Figure collection entries
- - - - - - -
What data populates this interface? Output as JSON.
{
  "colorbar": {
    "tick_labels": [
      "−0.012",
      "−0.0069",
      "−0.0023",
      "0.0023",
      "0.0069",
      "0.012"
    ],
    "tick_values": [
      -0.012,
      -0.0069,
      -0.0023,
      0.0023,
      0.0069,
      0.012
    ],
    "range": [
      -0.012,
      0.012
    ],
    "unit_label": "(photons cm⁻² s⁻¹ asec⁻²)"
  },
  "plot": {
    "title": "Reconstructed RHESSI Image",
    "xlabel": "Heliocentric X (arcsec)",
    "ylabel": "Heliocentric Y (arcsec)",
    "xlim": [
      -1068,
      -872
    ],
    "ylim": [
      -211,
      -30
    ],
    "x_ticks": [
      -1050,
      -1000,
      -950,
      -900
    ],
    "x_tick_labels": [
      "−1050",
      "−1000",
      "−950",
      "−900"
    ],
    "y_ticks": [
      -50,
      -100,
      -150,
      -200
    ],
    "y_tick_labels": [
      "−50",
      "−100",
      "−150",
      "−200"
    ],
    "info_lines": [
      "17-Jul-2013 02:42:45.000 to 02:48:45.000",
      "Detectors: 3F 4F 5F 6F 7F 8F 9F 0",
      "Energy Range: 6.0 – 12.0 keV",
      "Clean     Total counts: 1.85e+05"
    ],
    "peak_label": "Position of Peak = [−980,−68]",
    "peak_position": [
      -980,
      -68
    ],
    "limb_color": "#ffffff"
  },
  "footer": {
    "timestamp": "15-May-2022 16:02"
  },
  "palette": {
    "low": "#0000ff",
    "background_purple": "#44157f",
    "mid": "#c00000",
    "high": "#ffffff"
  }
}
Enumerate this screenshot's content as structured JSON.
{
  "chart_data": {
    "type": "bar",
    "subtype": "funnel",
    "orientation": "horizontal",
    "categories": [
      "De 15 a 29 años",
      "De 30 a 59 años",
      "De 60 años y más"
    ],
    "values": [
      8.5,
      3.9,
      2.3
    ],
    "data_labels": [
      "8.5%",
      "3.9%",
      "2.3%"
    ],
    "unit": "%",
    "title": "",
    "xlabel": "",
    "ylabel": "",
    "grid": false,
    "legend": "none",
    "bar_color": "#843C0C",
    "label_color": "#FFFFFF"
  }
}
- - - - - - -
=== SHORT TASK ===
Transcribe all lines as written.

=== FULL SOLUTION ===
What data populates this interface? Output as JSON.
{
  "colorbar": {
    "tick_labels": [
      "−0.012",
      "−0.0069",
      "−0.0023",
      "0.0023",
      "0.0069",
      "0.012"
    ],
    "tick_values": [
      -0.012,
      -0.0069,
      -0.0023,
      0.0023,
      0.0069,
      0.012
    ],
    "range": [
      -0.012,
      0.012
    ],
    "unit_label": "(photons cm⁻² s⁻¹ asec⁻²)"
  },
  "plot": {
    "title": "Reconstructed RHESSI Image",
    "xlabel": "Heliocentric X (arcsec)",
    "ylabel": "Heliocentric Y (arcsec)",
    "xlim": [
      -1068,
      -872
    ],
    "ylim": [
      -211,
      -30
    ],
    "x_ticks": [
      -1050,
      -1000,
      -950,
      -900
    ],
    "x_tick_labels": [
      "−1050",
      "−1000",
      "−950",
      "−900"
    ],
    "y_ticks": [
      -50,
      -100,
      -150,
      -200
    ],
    "y_tick_labels": [
      "−50",
      "−100",
      "−150",
      "−200"
    ],
    "info_lines": [
      "17-Jul-2013 02:42:45.000 to 02:48:45.000",
      "Detectors: 3F 4F 5F 6F 7F 8F 9F 0",
      "Energy Range: 6.0 – 12.0 keV",
      "Clean     Total counts: 1.85e+05"
    ],
    "peak_label": "Position of Peak = [−980,−68]",
    "peak_position": [
      -980,
      -68
    ],
    "limb_color": "#ffffff"
  },
  "footer": {
    "timestamp": "15-May-2022 16:02"
  },
  "palette": {
    "low": "#0000ff",
    "background_purple": "#44157f",
    "mid": "#c00000",
    "high": "#ffffff"
  }
}
Enumerate this screenshot's content as structured JSON.
{
  "chart_data": {
    "type": "bar",
    "subtype": "funnel",
    "orientation": "horizontal",
    "categories": [
      "De 15 a 29 años",
      "De 30 a 59 años",
      "De 60 años y más"
    ],
    "values": [
      8.5,
      3.9,
      2.3
    ],
    "data_labels": [
      "8.5%",
      "3.9%",
      "2.3%"
    ],
    "unit": "%",
    "title": "",
    "xlabel": "",
    "ylabel": "",
    "grid": false,
    "legend": "none",
    "bar_color": "#843C0C",
    "label_color": "#FFFFFF"
  }
}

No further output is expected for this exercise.